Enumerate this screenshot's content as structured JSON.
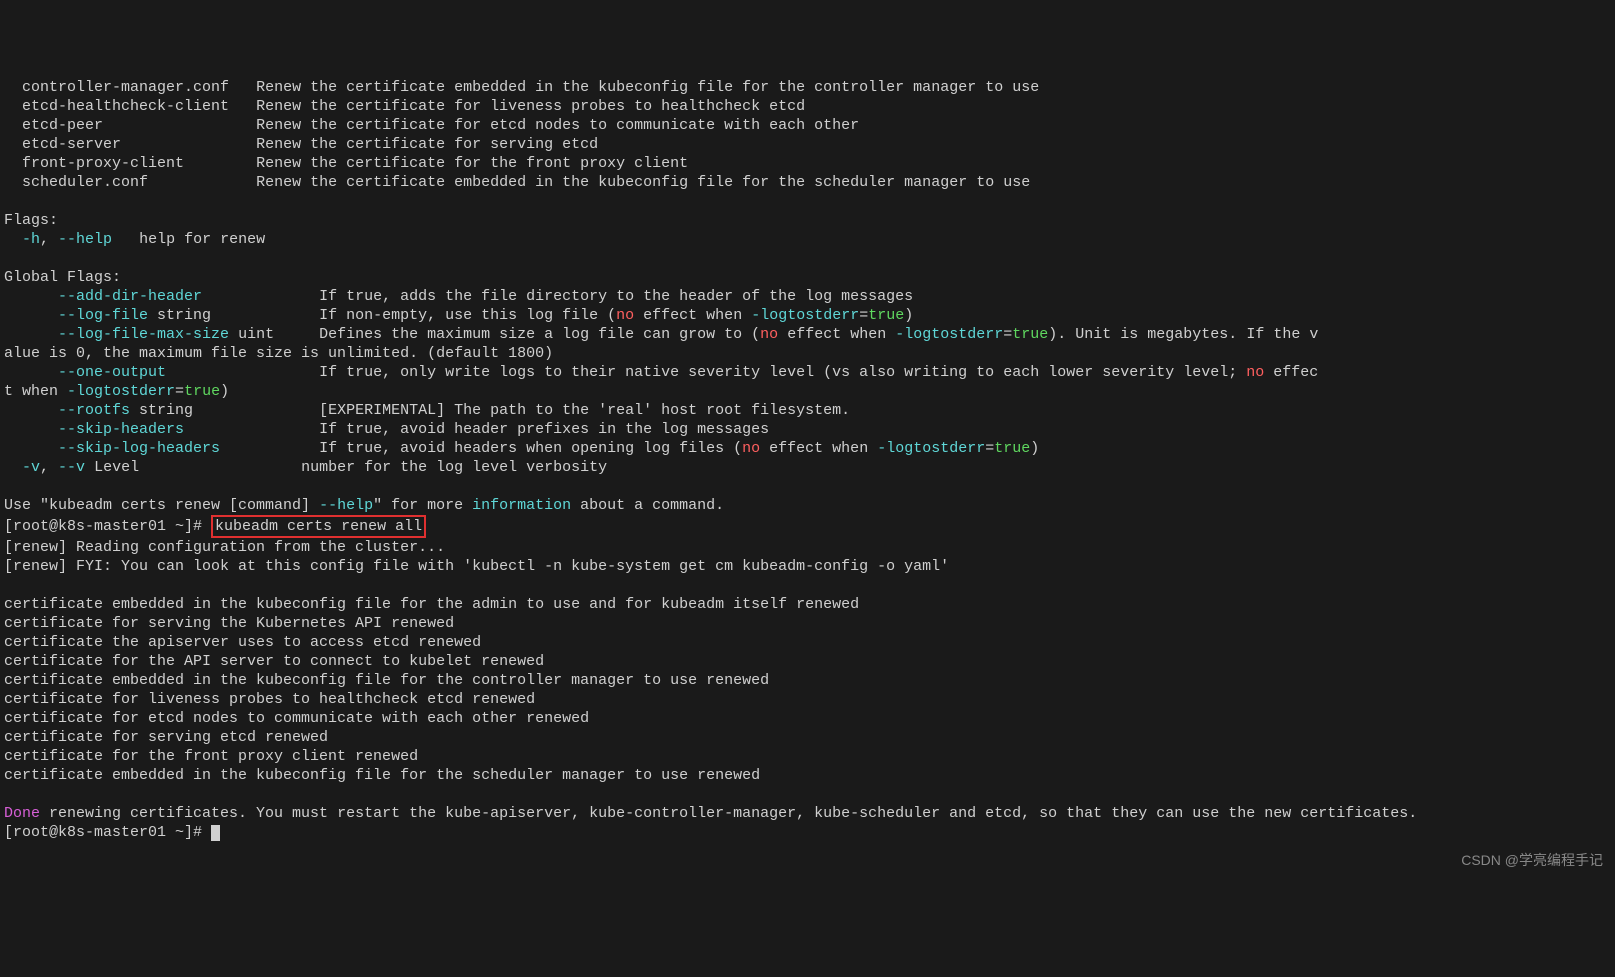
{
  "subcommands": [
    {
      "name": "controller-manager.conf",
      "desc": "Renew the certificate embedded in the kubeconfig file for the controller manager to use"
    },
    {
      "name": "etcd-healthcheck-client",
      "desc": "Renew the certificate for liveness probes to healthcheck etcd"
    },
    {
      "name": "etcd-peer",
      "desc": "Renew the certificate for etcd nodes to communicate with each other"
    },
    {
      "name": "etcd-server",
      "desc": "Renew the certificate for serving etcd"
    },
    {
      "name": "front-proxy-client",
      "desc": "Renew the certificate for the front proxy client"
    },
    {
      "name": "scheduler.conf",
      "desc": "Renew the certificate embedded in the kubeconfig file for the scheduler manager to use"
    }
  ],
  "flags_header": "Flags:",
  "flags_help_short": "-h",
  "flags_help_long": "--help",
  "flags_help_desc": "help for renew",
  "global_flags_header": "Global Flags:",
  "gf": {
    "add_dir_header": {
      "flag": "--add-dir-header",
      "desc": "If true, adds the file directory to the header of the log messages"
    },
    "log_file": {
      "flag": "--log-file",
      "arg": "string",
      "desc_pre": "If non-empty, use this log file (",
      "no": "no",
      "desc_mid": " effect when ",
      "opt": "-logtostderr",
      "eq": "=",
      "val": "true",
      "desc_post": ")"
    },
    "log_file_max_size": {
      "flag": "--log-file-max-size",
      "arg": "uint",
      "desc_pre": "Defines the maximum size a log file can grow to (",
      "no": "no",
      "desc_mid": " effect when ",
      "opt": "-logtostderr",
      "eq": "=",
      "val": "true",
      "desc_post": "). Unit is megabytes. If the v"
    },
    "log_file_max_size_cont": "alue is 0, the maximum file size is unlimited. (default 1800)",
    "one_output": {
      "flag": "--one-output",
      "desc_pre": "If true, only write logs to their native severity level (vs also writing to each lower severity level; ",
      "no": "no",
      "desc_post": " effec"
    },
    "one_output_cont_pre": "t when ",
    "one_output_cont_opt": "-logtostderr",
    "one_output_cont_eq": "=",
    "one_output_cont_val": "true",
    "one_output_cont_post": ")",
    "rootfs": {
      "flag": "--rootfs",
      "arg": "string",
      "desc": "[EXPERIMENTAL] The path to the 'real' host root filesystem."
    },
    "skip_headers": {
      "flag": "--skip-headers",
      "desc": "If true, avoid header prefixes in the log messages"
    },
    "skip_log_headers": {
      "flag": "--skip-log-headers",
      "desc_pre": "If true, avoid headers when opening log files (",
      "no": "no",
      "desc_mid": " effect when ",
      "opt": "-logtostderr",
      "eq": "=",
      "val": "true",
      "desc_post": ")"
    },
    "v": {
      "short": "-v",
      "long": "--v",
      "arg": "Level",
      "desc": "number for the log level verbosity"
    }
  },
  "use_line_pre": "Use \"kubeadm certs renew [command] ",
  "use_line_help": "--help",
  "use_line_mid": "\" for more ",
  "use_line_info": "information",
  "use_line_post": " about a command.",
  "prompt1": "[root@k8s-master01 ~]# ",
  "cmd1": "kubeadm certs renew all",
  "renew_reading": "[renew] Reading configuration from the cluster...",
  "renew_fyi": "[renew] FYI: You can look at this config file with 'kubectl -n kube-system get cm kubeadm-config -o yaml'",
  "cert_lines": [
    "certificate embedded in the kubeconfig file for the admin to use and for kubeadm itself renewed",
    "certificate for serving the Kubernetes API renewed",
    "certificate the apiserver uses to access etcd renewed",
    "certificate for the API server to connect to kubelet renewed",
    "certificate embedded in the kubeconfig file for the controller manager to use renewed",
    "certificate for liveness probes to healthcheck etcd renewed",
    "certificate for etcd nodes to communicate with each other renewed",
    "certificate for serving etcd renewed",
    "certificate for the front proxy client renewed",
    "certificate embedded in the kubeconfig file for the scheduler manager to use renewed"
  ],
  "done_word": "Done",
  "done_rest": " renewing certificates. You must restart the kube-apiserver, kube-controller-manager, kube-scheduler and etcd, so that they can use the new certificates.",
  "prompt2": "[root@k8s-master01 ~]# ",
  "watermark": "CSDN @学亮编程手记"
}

What the task requires: Write out the records above exactly as they appear, leaving out any pictures.

Final answer:
Enumerate this screenshot's content as structured JSON.
{
  "subcommands": [
    {
      "name": "controller-manager.conf",
      "desc": "Renew the certificate embedded in the kubeconfig file for the controller manager to use"
    },
    {
      "name": "etcd-healthcheck-client",
      "desc": "Renew the certificate for liveness probes to healthcheck etcd"
    },
    {
      "name": "etcd-peer",
      "desc": "Renew the certificate for etcd nodes to communicate with each other"
    },
    {
      "name": "etcd-server",
      "desc": "Renew the certificate for serving etcd"
    },
    {
      "name": "front-proxy-client",
      "desc": "Renew the certificate for the front proxy client"
    },
    {
      "name": "scheduler.conf",
      "desc": "Renew the certificate embedded in the kubeconfig file for the scheduler manager to use"
    }
  ],
  "flags_header": "Flags:",
  "flags_help_short": "-h",
  "flags_help_long": "--help",
  "flags_help_desc": "help for renew",
  "global_flags_header": "Global Flags:",
  "gf": {
    "add_dir_header": {
      "flag": "--add-dir-header",
      "desc": "If true, adds the file directory to the header of the log messages"
    },
    "log_file": {
      "flag": "--log-file",
      "arg": "string",
      "desc_pre": "If non-empty, use this log file (",
      "no": "no",
      "desc_mid": " effect when ",
      "opt": "-logtostderr",
      "eq": "=",
      "val": "true",
      "desc_post": ")"
    },
    "log_file_max_size": {
      "flag": "--log-file-max-size",
      "arg": "uint",
      "desc_pre": "Defines the maximum size a log file can grow to (",
      "no": "no",
      "desc_mid": " effect when ",
      "opt": "-logtostderr",
      "eq": "=",
      "val": "true",
      "desc_post": "). Unit is megabytes. If the v"
    },
    "log_file_max_size_cont": "alue is 0, the maximum file size is unlimited. (default 1800)",
    "one_output": {
      "flag": "--one-output",
      "desc_pre": "If true, only write logs to their native severity level (vs also writing to each lower severity level; ",
      "no": "no",
      "desc_post": " effec"
    },
    "one_output_cont_pre": "t when ",
    "one_output_cont_opt": "-logtostderr",
    "one_output_cont_eq": "=",
    "one_output_cont_val": "true",
    "one_output_cont_post": ")",
    "rootfs": {
      "flag": "--rootfs",
      "arg": "string",
      "desc": "[EXPERIMENTAL] The path to the 'real' host root filesystem."
    },
    "skip_headers": {
      "flag": "--skip-headers",
      "desc": "If true, avoid header prefixes in the log messages"
    },
    "skip_log_headers": {
      "flag": "--skip-log-headers",
      "desc_pre": "If true, avoid headers when opening log files (",
      "no": "no",
      "desc_mid": " effect when ",
      "opt": "-logtostderr",
      "eq": "=",
      "val": "true",
      "desc_post": ")"
    },
    "v": {
      "short": "-v",
      "long": "--v",
      "arg": "Level",
      "desc": "number for the log level verbosity"
    }
  },
  "use_line_pre": "Use \"kubeadm certs renew [command] ",
  "use_line_help": "--help",
  "use_line_mid": "\" for more ",
  "use_line_info": "information",
  "use_line_post": " about a command.",
  "prompt1": "[root@k8s-master01 ~]# ",
  "cmd1": "kubeadm certs renew all",
  "renew_reading": "[renew] Reading configuration from the cluster...",
  "renew_fyi": "[renew] FYI: You can look at this config file with 'kubectl -n kube-system get cm kubeadm-config -o yaml'",
  "cert_lines": [
    "certificate embedded in the kubeconfig file for the admin to use and for kubeadm itself renewed",
    "certificate for serving the Kubernetes API renewed",
    "certificate the apiserver uses to access etcd renewed",
    "certificate for the API server to connect to kubelet renewed",
    "certificate embedded in the kubeconfig file for the controller manager to use renewed",
    "certificate for liveness probes to healthcheck etcd renewed",
    "certificate for etcd nodes to communicate with each other renewed",
    "certificate for serving etcd renewed",
    "certificate for the front proxy client renewed",
    "certificate embedded in the kubeconfig file for the scheduler manager to use renewed"
  ],
  "done_word": "Done",
  "done_rest": " renewing certificates. You must restart the kube-apiserver, kube-controller-manager, kube-scheduler and etcd, so that they can use the new certificates.",
  "prompt2": "[root@k8s-master01 ~]# ",
  "watermark": "CSDN @学亮编程手记"
}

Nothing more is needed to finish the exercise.